> **What you need to do**: No images are to be carried over; print all other material exactly as it stands.

> **Given entries**:
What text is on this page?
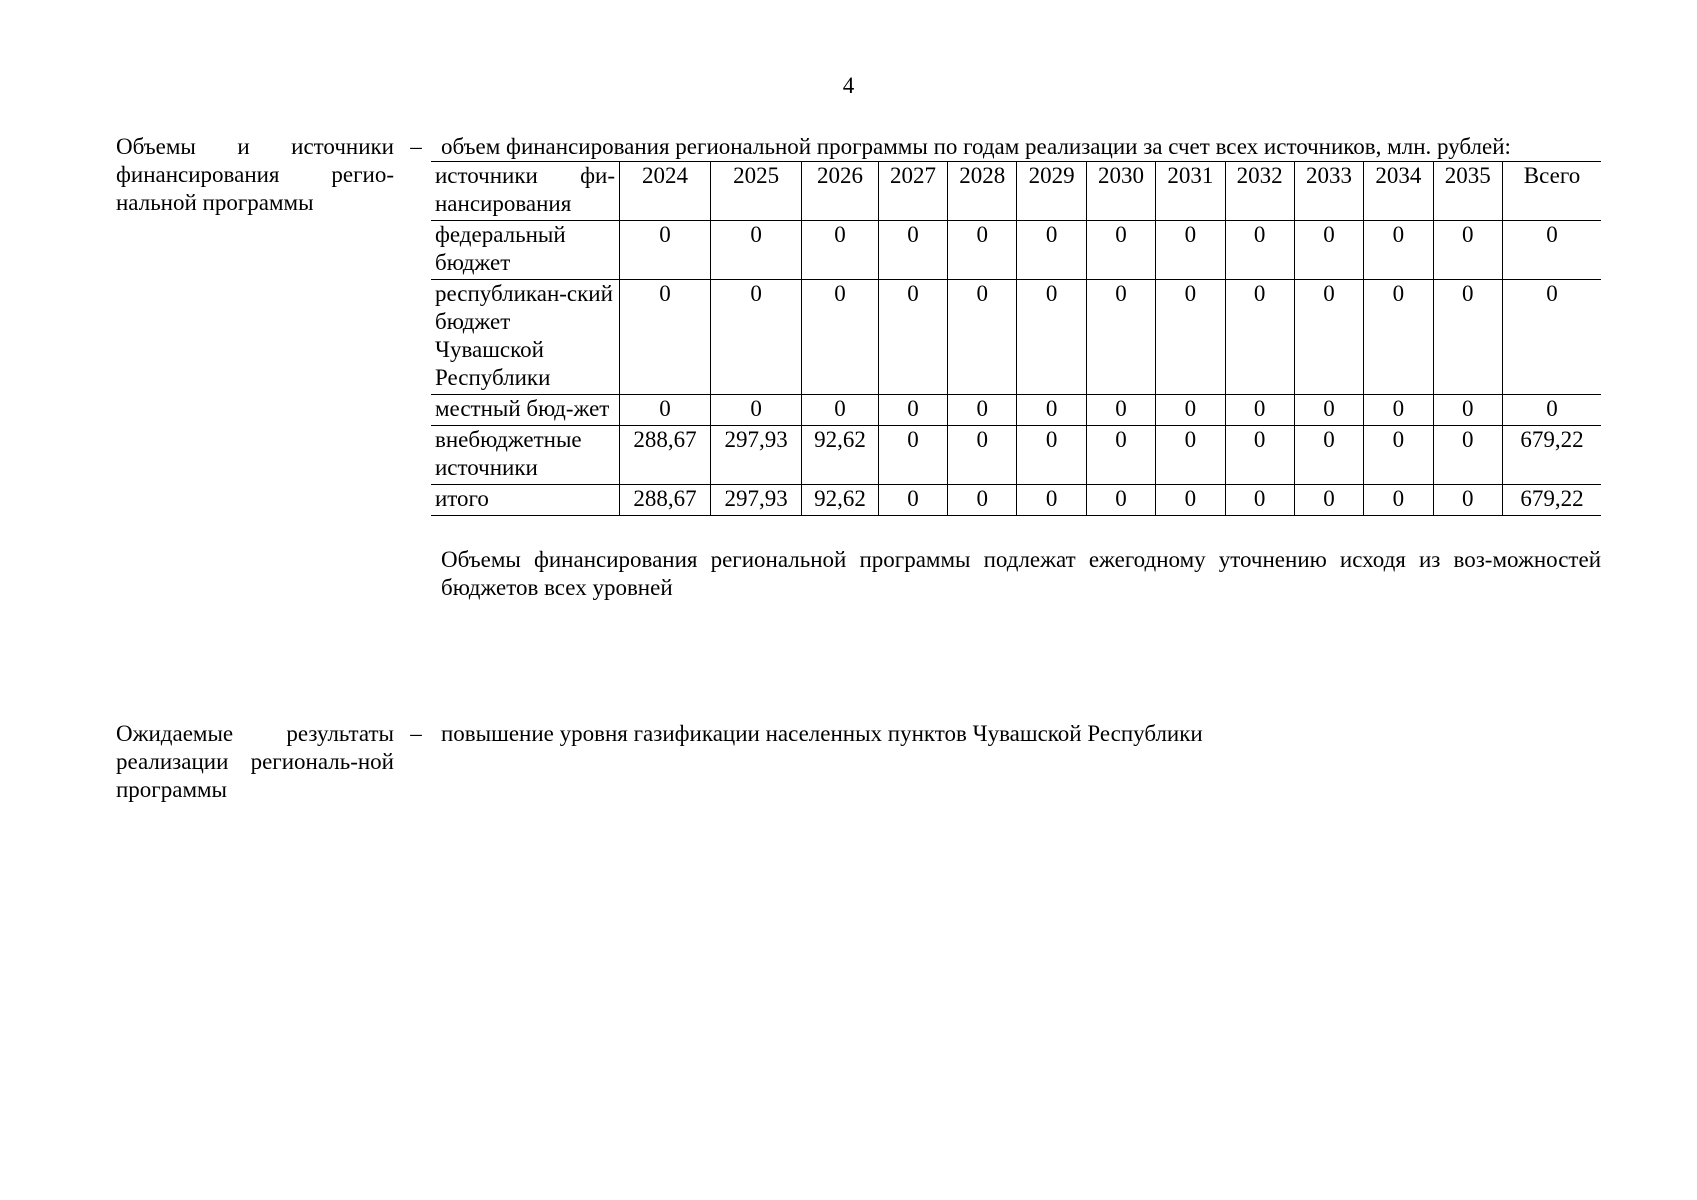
4
Объемы и источники финансирования регио-нальной программы
– объем финансирования региональной программы по годам реализации за счет всех источников, млн. рублей:
источники фи-нансирования	2024	2025	2026	2027	2028	2029	2030	2031	2032	2033	2034	2035	Всего
федеральный бюджет	0	0	0	0	0	0	0	0	0	0	0	0	0
республикан-ский бюджет Чувашской Республики	0	0	0	0	0	0	0	0	0	0	0	0	0
местный бюд-жет	0	0	0	0	0	0	0	0	0	0	0	0	0
внебюджетные источники	288,67	297,93	92,62	0	0	0	0	0	0	0	0	0	679,22
итого	288,67	297,93	92,62	0	0	0	0	0	0	0	0	0	679,22
Объемы финансирования региональной программы подлежат ежегодному уточнению исходя из воз-можностей бюджетов всех уровней
Ожидаемые результаты реализации региональ-ной программы
– повышение уровня газификации населенных пунктов Чувашской Республики
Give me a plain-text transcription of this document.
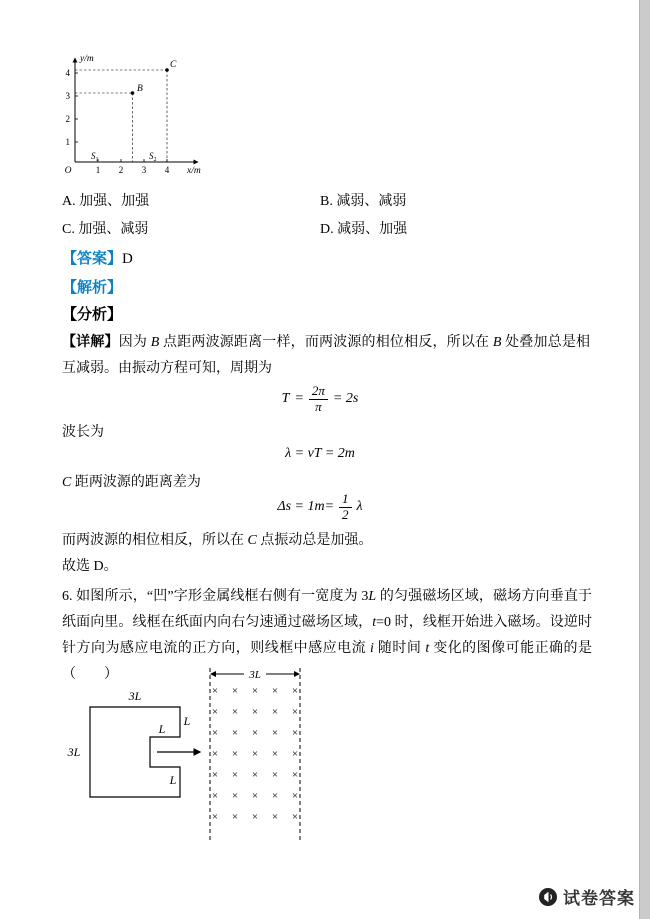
y/m
x/m
O	1 2 3 4
4
3
2
1
B
C
$S_1$	$S_2$
A. 加强、加强	B. 减弱、减弱
C. 加强、减弱	D. 减弱、加强
【答案】D
【解析】
【分析】
【详解】因为 B 点距两波源距离一样，而两波源的相位相反，所以在 B 处叠加总是相互减弱。由振动方程可知，周期为
$T = \frac{2\pi}{\pi} = 2s$
波长为
λ = vT = 2m
C 距两波源的距离差为
$\Delta s = 1m= \frac{1}{2}$ λ
而两波源的相位相反，所以在 C 点振动总是加强。
故选 D。
6. 如图所示，“凹”字形金属线框右侧有一宽度为 3L 的匀强磁场区域，磁场方向垂直于纸面向里。线框在纸面内向右匀速通过磁场区域，t=0 时，线框开始进入磁场。设逆时针方向为感应电流的正方向，则线框中感应电流 i 随时间 t 变化的图像可能正确的是（　　）
3L
3L
L
L
L
3L
× × × × ×
× × × × ×
× × × × ×
× × × × ×
× × × × ×
× × × × ×
× × × × ×
试卷答案
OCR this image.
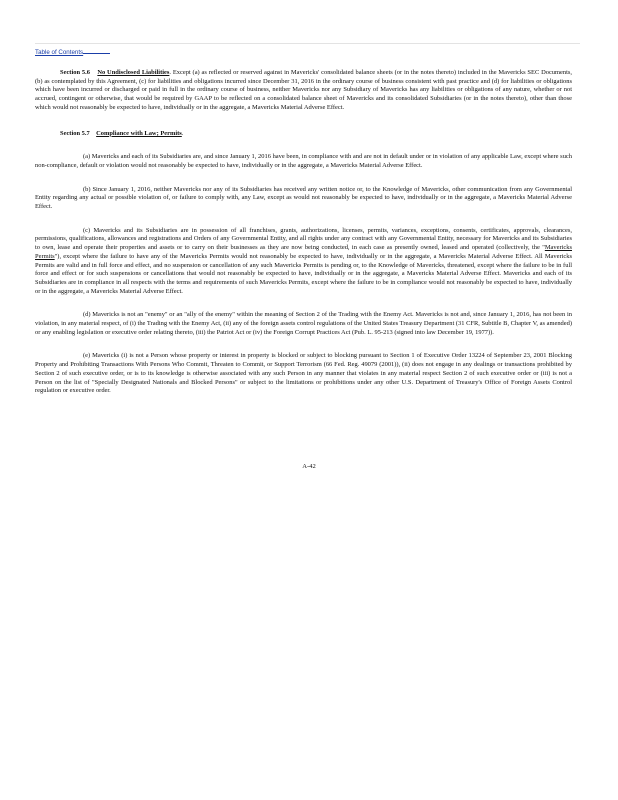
Table of Contents

Section 5.6 No Undisclosed Liabilities. Except (a) as reflected or reserved against in Mavericks' consolidated balance sheets (or in the notes thereto) included in the Mavericks SEC Documents, (b) as contemplated by this Agreement, (c) for liabilities and obligations incurred since December 31, 2016 in the ordinary course of business consistent with past practice and (d) for liabilities or obligations which have been incurred or discharged or paid in full in the ordinary course of business, neither Mavericks nor any Subsidiary of Mavericks has any liabilities or obligations of any nature, whether or not accrued, contingent or otherwise, that would be required by GAAP to be reflected on a consolidated balance sheet of Mavericks and its consolidated Subsidiaries (or in the notes thereto), other than those which would not reasonably be expected to have, individually or in the aggregate, a Mavericks Material Adverse Effect.

Section 5.7 Compliance with Law; Permits.

(a) Mavericks and each of its Subsidiaries are, and since January 1, 2016 have been, in compliance with and are not in default under or in violation of any applicable Law, except where such non-compliance, default or violation would not reasonably be expected to have, individually or in the aggregate, a Mavericks Material Adverse Effect.

(b) Since January 1, 2016, neither Mavericks nor any of its Subsidiaries has received any written notice or, to the Knowledge of Mavericks, other communication from any Governmental Entity regarding any actual or possible violation of, or failure to comply with, any Law, except as would not reasonably be expected to have, individually or in the aggregate, a Mavericks Material Adverse Effect.

(c) Mavericks and its Subsidiaries are in possession of all franchises, grants, authorizations, licenses, permits, variances, exceptions, consents, certificates, approvals, clearances, permissions, qualifications, allowances and registrations and Orders of any Governmental Entity, and all rights under any contract with any Governmental Entity, necessary for Mavericks and its Subsidiaries to own, lease and operate their properties and assets or to carry on their businesses as they are now being conducted, in each case as presently owned, leased and operated (collectively, the "Mavericks Permits"), except where the failure to have any of the Mavericks Permits would not reasonably be expected to have, individually or in the aggregate, a Mavericks Material Adverse Effect. All Mavericks Permits are valid and in full force and effect, and no suspension or cancellation of any such Mavericks Permits is pending or, to the Knowledge of Mavericks, threatened, except where the failure to be in full force and effect or for such suspensions or cancellations that would not reasonably be expected to have, individually or in the aggregate, a Mavericks Material Adverse Effect. Mavericks and each of its Subsidiaries are in compliance in all respects with the terms and requirements of such Mavericks Permits, except where the failure to be in compliance would not reasonably be expected to have, individually or in the aggregate, a Mavericks Material Adverse Effect.

(d) Mavericks is not an "enemy" or an "ally of the enemy" within the meaning of Section 2 of the Trading with the Enemy Act. Mavericks is not and, since January 1, 2016, has not been in violation, in any material respect, of (i) the Trading with the Enemy Act, (ii) any of the foreign assets control regulations of the United States Treasury Department (31 CFR, Subtitle B, Chapter V, as amended) or any enabling legislation or executive order relating thereto, (iii) the Patriot Act or (iv) the Foreign Corrupt Practices Act (Pub. L. 95-213 (signed into law December 19, 1977)).

(e) Mavericks (i) is not a Person whose property or interest in property is blocked or subject to blocking pursuant to Section 1 of Executive Order 13224 of September 23, 2001 Blocking Property and Prohibiting Transactions With Persons Who Commit, Threaten to Commit, or Support Terrorism (66 Fed. Reg. 49079 (2001)), (ii) does not engage in any dealings or transactions prohibited by Section 2 of such executive order, or is to its knowledge is otherwise associated with any such Person in any manner that violates in any material respect Section 2 of such executive order or (iii) is not a Person on the list of "Specially Designated Nationals and Blocked Persons" or subject to the limitations or prohibitions under any other U.S. Department of Treasury's Office of Foreign Assets Control regulation or executive order.

A-42
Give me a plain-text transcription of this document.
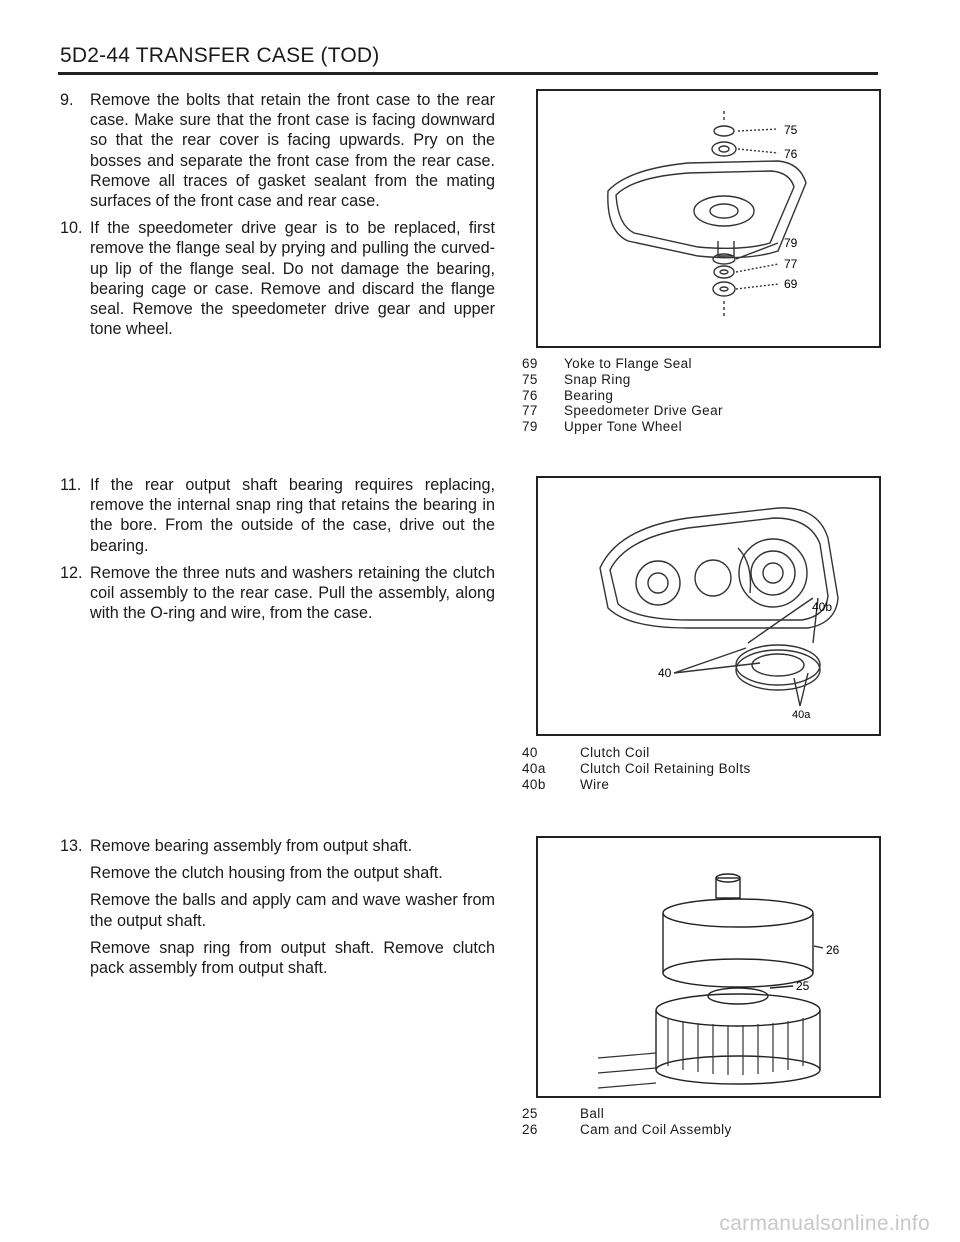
5D2-44 TRANSFER CASE (TOD)
9.	Remove the bolts that retain the front case to the rear case. Make sure that the front case is facing downward so that the rear cover is facing upwards. Pry on the bosses and separate the front case from the rear case. Remove all traces of gasket sealant from the mating surfaces of the front case and rear case.
10. If the speedometer drive gear is to be replaced, first remove the flange seal by prying and pulling the curved-up lip of the flange seal. Do not damage the bearing, bearing cage or case. Remove and discard the flange seal. Remove the speedometer drive gear and upper tone wheel.
75
76
79
77
69
69	Yoke to Flange Seal
75	Snap Ring
76	Bearing
77	Speedometer Drive Gear
79	Upper Tone Wheel
11. If the rear output shaft bearing requires replacing, remove the internal snap ring that retains the bearing in the bore. From the outside of the case, drive out the bearing.
12. Remove the three nuts and washers retaining the clutch coil assembly to the rear case. Pull the assembly, along with the O-ring and wire, from the case.	40b
40
40a
40	Clutch Coil
40a	Clutch Coil Retaining Bolts
40b	Wire
13. Remove bearing assembly from output shaft.
Remove the clutch housing from the output shaft.
Remove the balls and apply cam and wave washer from the output shaft.
Remove snap ring from output shaft. Remove clutch pack assembly from output shaft.
26
25
25	Ball
26	Cam and Coil Assembly
carmanualsonline.info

> **Written reply**:
What text is on this page?
4
Объемы и источники финансирования регио-нальной программы
– объем финансирования региональной программы по годам реализации за счет всех источников, млн. рублей:
источники фи-нансирования	2024	2025	2026	2027	2028	2029	2030	2031	2032	2033	2034	2035	Всего
федеральный бюджет	0	0	0	0	0	0	0	0	0	0	0	0	0
республикан-ский бюджет Чувашской Республики	0	0	0	0	0	0	0	0	0	0	0	0	0
местный бюд-жет	0	0	0	0	0	0	0	0	0	0	0	0	0
внебюджетные источники	288,67	297,93	92,62	0	0	0	0	0	0	0	0	0	679,22
итого	288,67	297,93	92,62	0	0	0	0	0	0	0	0	0	679,22
Объемы финансирования региональной программы подлежат ежегодному уточнению исходя из воз-можностей бюджетов всех уровней
Ожидаемые результаты реализации региональ-ной программы
– повышение уровня газификации населенных пунктов Чувашской Республики
Give me a plain-text transcription of this document.
y/m
x/m
O	1 2 3 4
4
3
2
1
B
C
$S_1$	$S_2$
A. 加强、加强	B. 减弱、减弱
C. 加强、减弱	D. 减弱、加强
【答案】D
【解析】
【分析】
【详解】因为 B 点距两波源距离一样，而两波源的相位相反，所以在 B 处叠加总是相互减弱。由振动方程可知，周期为
$T = \frac{2\pi}{\pi} = 2s$
波长为
λ = vT = 2m
C 距两波源的距离差为
$\Delta s = 1m= \frac{1}{2}$ λ
而两波源的相位相反，所以在 C 点振动总是加强。
故选 D。
6. 如图所示，“凹”字形金属线框右侧有一宽度为 3L 的匀强磁场区域，磁场方向垂直于纸面向里。线框在纸面内向右匀速通过磁场区域，t=0 时，线框开始进入磁场。设逆时针方向为感应电流的正方向，则线框中感应电流 i 随时间 t 变化的图像可能正确的是（　　）
3L
3L
L
L
L
3L
× × × × ×
× × × × ×
× × × × ×
× × × × ×
× × × × ×
× × × × ×
× × × × ×
试卷答案
OCR this image.
Table of Contents

Section 5.6 No Undisclosed Liabilities. Except (a) as reflected or reserved against in Mavericks' consolidated balance sheets (or in the notes thereto) included in the Mavericks SEC Documents, (b) as contemplated by this Agreement, (c) for liabilities and obligations incurred since December 31, 2016 in the ordinary course of business consistent with past practice and (d) for liabilities or obligations which have been incurred or discharged or paid in full in the ordinary course of business, neither Mavericks nor any Subsidiary of Mavericks has any liabilities or obligations of any nature, whether or not accrued, contingent or otherwise, that would be required by GAAP to be reflected on a consolidated balance sheet of Mavericks and its consolidated Subsidiaries (or in the notes thereto), other than those which would not reasonably be expected to have, individually or in the aggregate, a Mavericks Material Adverse Effect.

Section 5.7 Compliance with Law; Permits.

(a) Mavericks and each of its Subsidiaries are, and since January 1, 2016 have been, in compliance with and are not in default under or in violation of any applicable Law, except where such non-compliance, default or violation would not reasonably be expected to have, individually or in the aggregate, a Mavericks Material Adverse Effect.

(b) Since January 1, 2016, neither Mavericks nor any of its Subsidiaries has received any written notice or, to the Knowledge of Mavericks, other communication from any Governmental Entity regarding any actual or possible violation of, or failure to comply with, any Law, except as would not reasonably be expected to have, individually or in the aggregate, a Mavericks Material Adverse Effect.

(c) Mavericks and its Subsidiaries are in possession of all franchises, grants, authorizations, licenses, permits, variances, exceptions, consents, certificates, approvals, clearances, permissions, qualifications, allowances and registrations and Orders of any Governmental Entity, and all rights under any contract with any Governmental Entity, necessary for Mavericks and its Subsidiaries to own, lease and operate their properties and assets or to carry on their businesses as they are now being conducted, in each case as presently owned, leased and operated (collectively, the "Mavericks Permits"), except where the failure to have any of the Mavericks Permits would not reasonably be expected to have, individually or in the aggregate, a Mavericks Material Adverse Effect. All Mavericks Permits are valid and in full force and effect, and no suspension or cancellation of any such Mavericks Permits is pending or, to the Knowledge of Mavericks, threatened, except where the failure to be in full force and effect or for such suspensions or cancellations that would not reasonably be expected to have, individually or in the aggregate, a Mavericks Material Adverse Effect. Mavericks and each of its Subsidiaries are in compliance in all respects with the terms and requirements of such Mavericks Permits, except where the failure to be in compliance would not reasonably be expected to have, individually or in the aggregate, a Mavericks Material Adverse Effect.

(d) Mavericks is not an "enemy" or an "ally of the enemy" within the meaning of Section 2 of the Trading with the Enemy Act. Mavericks is not and, since January 1, 2016, has not been in violation, in any material respect, of (i) the Trading with the Enemy Act, (ii) any of the foreign assets control regulations of the United States Treasury Department (31 CFR, Subtitle B, Chapter V, as amended) or any enabling legislation or executive order relating thereto, (iii) the Patriot Act or (iv) the Foreign Corrupt Practices Act (Pub. L. 95-213 (signed into law December 19, 1977)).

(e) Mavericks (i) is not a Person whose property or interest in property is blocked or subject to blocking pursuant to Section 1 of Executive Order 13224 of September 23, 2001 Blocking Property and Prohibiting Transactions With Persons Who Commit, Threaten to Commit, or Support Terrorism (66 Fed. Reg. 49079 (2001)), (ii) does not engage in any dealings or transactions prohibited by Section 2 of such executive order, or is to its knowledge is otherwise associated with any such Person in any manner that violates in any material respect Section 2 of such executive order or (iii) is not a Person on the list of "Specially Designated Nationals and Blocked Persons" or subject to the limitations or prohibitions under any other U.S. Department of Treasury's Office of Foreign Assets Control regulation or executive order.

A-42
Give me a plain-text transcription of this document.
5D2-44 TRANSFER CASE (TOD)
9.	Remove the bolts that retain the front case to the rear case. Make sure that the front case is facing downward so that the rear cover is facing upwards. Pry on the bosses and separate the front case from the rear case. Remove all traces of gasket sealant from the mating surfaces of the front case and rear case.
10. If the speedometer drive gear is to be replaced, first remove the flange seal by prying and pulling the curved-up lip of the flange seal. Do not damage the bearing, bearing cage or case. Remove and discard the flange seal. Remove the speedometer drive gear and upper tone wheel.
75
76
79
77
69
69	Yoke to Flange Seal
75	Snap Ring
76	Bearing
77	Speedometer Drive Gear
79	Upper Tone Wheel
11. If the rear output shaft bearing requires replacing, remove the internal snap ring that retains the bearing in the bore. From the outside of the case, drive out the bearing.
12. Remove the three nuts and washers retaining the clutch coil assembly to the rear case. Pull the assembly, along with the O-ring and wire, from the case.	40b
40
40a
40	Clutch Coil
40a	Clutch Coil Retaining Bolts
40b	Wire
13. Remove bearing assembly from output shaft.
Remove the clutch housing from the output shaft.
Remove the balls and apply cam and wave washer from the output shaft.
Remove snap ring from output shaft. Remove clutch pack assembly from output shaft.
26
25
25	Ball
26	Cam and Coil Assembly
carmanualsonline.info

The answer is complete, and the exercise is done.